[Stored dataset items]
-------------------------
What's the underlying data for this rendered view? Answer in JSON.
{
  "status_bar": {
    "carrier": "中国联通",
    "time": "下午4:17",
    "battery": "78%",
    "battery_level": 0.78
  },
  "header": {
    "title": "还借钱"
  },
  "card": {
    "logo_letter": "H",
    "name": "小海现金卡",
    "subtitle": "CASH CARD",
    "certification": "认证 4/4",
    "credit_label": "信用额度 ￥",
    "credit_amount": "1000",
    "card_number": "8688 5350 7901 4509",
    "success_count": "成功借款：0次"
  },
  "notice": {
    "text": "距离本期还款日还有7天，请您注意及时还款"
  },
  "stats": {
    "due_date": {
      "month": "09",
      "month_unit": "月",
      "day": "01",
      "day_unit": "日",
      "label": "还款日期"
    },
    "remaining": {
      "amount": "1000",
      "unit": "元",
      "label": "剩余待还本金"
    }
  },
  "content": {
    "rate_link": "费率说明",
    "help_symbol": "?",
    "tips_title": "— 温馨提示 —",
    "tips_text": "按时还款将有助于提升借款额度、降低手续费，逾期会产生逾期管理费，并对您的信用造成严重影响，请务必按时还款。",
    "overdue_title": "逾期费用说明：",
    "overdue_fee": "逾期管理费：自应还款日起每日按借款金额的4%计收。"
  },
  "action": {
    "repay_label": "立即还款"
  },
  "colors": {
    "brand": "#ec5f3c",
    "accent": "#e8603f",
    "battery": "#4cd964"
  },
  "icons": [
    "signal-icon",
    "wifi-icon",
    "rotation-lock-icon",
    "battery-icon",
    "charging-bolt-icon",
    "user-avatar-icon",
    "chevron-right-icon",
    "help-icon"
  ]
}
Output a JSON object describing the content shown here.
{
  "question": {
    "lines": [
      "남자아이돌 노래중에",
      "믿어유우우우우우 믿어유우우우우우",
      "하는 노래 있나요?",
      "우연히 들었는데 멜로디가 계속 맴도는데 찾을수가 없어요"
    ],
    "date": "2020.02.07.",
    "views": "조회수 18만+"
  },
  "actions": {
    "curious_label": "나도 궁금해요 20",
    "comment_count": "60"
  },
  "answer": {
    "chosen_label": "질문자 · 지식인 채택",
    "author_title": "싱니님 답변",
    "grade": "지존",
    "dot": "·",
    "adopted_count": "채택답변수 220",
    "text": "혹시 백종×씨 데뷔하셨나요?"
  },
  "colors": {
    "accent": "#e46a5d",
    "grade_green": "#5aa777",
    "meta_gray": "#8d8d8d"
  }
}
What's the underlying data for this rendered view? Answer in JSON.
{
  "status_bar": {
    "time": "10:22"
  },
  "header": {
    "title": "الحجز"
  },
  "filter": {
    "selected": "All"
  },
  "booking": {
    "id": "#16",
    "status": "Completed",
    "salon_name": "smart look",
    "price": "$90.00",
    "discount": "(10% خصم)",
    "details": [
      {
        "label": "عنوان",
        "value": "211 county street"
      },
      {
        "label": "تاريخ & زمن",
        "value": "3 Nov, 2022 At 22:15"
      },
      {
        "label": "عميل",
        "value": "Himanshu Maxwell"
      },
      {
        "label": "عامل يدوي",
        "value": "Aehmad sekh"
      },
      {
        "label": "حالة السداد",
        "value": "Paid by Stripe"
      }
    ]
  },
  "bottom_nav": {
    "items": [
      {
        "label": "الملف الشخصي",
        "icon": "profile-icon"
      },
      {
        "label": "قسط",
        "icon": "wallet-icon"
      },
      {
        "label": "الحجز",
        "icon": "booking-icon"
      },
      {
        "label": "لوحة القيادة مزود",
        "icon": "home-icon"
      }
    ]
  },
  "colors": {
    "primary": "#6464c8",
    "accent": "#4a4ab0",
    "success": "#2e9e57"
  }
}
-------------------------
• **Problem details**: Copy every line verbatim.

• **Problem solution**:
What's the underlying data for this rendered view? Answer in JSON.
{
  "status_bar": {
    "carrier": "中国联通",
    "time": "下午4:17",
    "battery": "78%",
    "battery_level": 0.78
  },
  "header": {
    "title": "还借钱"
  },
  "card": {
    "logo_letter": "H",
    "name": "小海现金卡",
    "subtitle": "CASH CARD",
    "certification": "认证 4/4",
    "credit_label": "信用额度 ￥",
    "credit_amount": "1000",
    "card_number": "8688 5350 7901 4509",
    "success_count": "成功借款：0次"
  },
  "notice": {
    "text": "距离本期还款日还有7天，请您注意及时还款"
  },
  "stats": {
    "due_date": {
      "month": "09",
      "month_unit": "月",
      "day": "01",
      "day_unit": "日",
      "label": "还款日期"
    },
    "remaining": {
      "amount": "1000",
      "unit": "元",
      "label": "剩余待还本金"
    }
  },
  "content": {
    "rate_link": "费率说明",
    "help_symbol": "?",
    "tips_title": "— 温馨提示 —",
    "tips_text": "按时还款将有助于提升借款额度、降低手续费，逾期会产生逾期管理费，并对您的信用造成严重影响，请务必按时还款。",
    "overdue_title": "逾期费用说明：",
    "overdue_fee": "逾期管理费：自应还款日起每日按借款金额的4%计收。"
  },
  "action": {
    "repay_label": "立即还款"
  },
  "colors": {
    "brand": "#ec5f3c",
    "accent": "#e8603f",
    "battery": "#4cd964"
  },
  "icons": [
    "signal-icon",
    "wifi-icon",
    "rotation-lock-icon",
    "battery-icon",
    "charging-bolt-icon",
    "user-avatar-icon",
    "chevron-right-icon",
    "help-icon"
  ]
}
Output a JSON object describing the content shown here.
{
  "question": {
    "lines": [
      "남자아이돌 노래중에",
      "믿어유우우우우우 믿어유우우우우우",
      "하는 노래 있나요?",
      "우연히 들었는데 멜로디가 계속 맴도는데 찾을수가 없어요"
    ],
    "date": "2020.02.07.",
    "views": "조회수 18만+"
  },
  "actions": {
    "curious_label": "나도 궁금해요 20",
    "comment_count": "60"
  },
  "answer": {
    "chosen_label": "질문자 · 지식인 채택",
    "author_title": "싱니님 답변",
    "grade": "지존",
    "dot": "·",
    "adopted_count": "채택답변수 220",
    "text": "혹시 백종×씨 데뷔하셨나요?"
  },
  "colors": {
    "accent": "#e46a5d",
    "grade_green": "#5aa777",
    "meta_gray": "#8d8d8d"
  }
}
What's the underlying data for this rendered view? Answer in JSON.
{
  "status_bar": {
    "time": "10:22"
  },
  "header": {
    "title": "الحجز"
  },
  "filter": {
    "selected": "All"
  },
  "booking": {
    "id": "#16",
    "status": "Completed",
    "salon_name": "smart look",
    "price": "$90.00",
    "discount": "(10% خصم)",
    "details": [
      {
        "label": "عنوان",
        "value": "211 county street"
      },
      {
        "label": "تاريخ & زمن",
        "value": "3 Nov, 2022 At 22:15"
      },
      {
        "label": "عميل",
        "value": "Himanshu Maxwell"
      },
      {
        "label": "عامل يدوي",
        "value": "Aehmad sekh"
      },
      {
        "label": "حالة السداد",
        "value": "Paid by Stripe"
      }
    ]
  },
  "bottom_nav": {
    "items": [
      {
        "label": "الملف الشخصي",
        "icon": "profile-icon"
      },
      {
        "label": "قسط",
        "icon": "wallet-icon"
      },
      {
        "label": "الحجز",
        "icon": "booking-icon"
      },
      {
        "label": "لوحة القيادة مزود",
        "icon": "home-icon"
      }
    ]
  },
  "colors": {
    "primary": "#6464c8",
    "accent": "#4a4ab0",
    "success": "#2e9e57"
  }
}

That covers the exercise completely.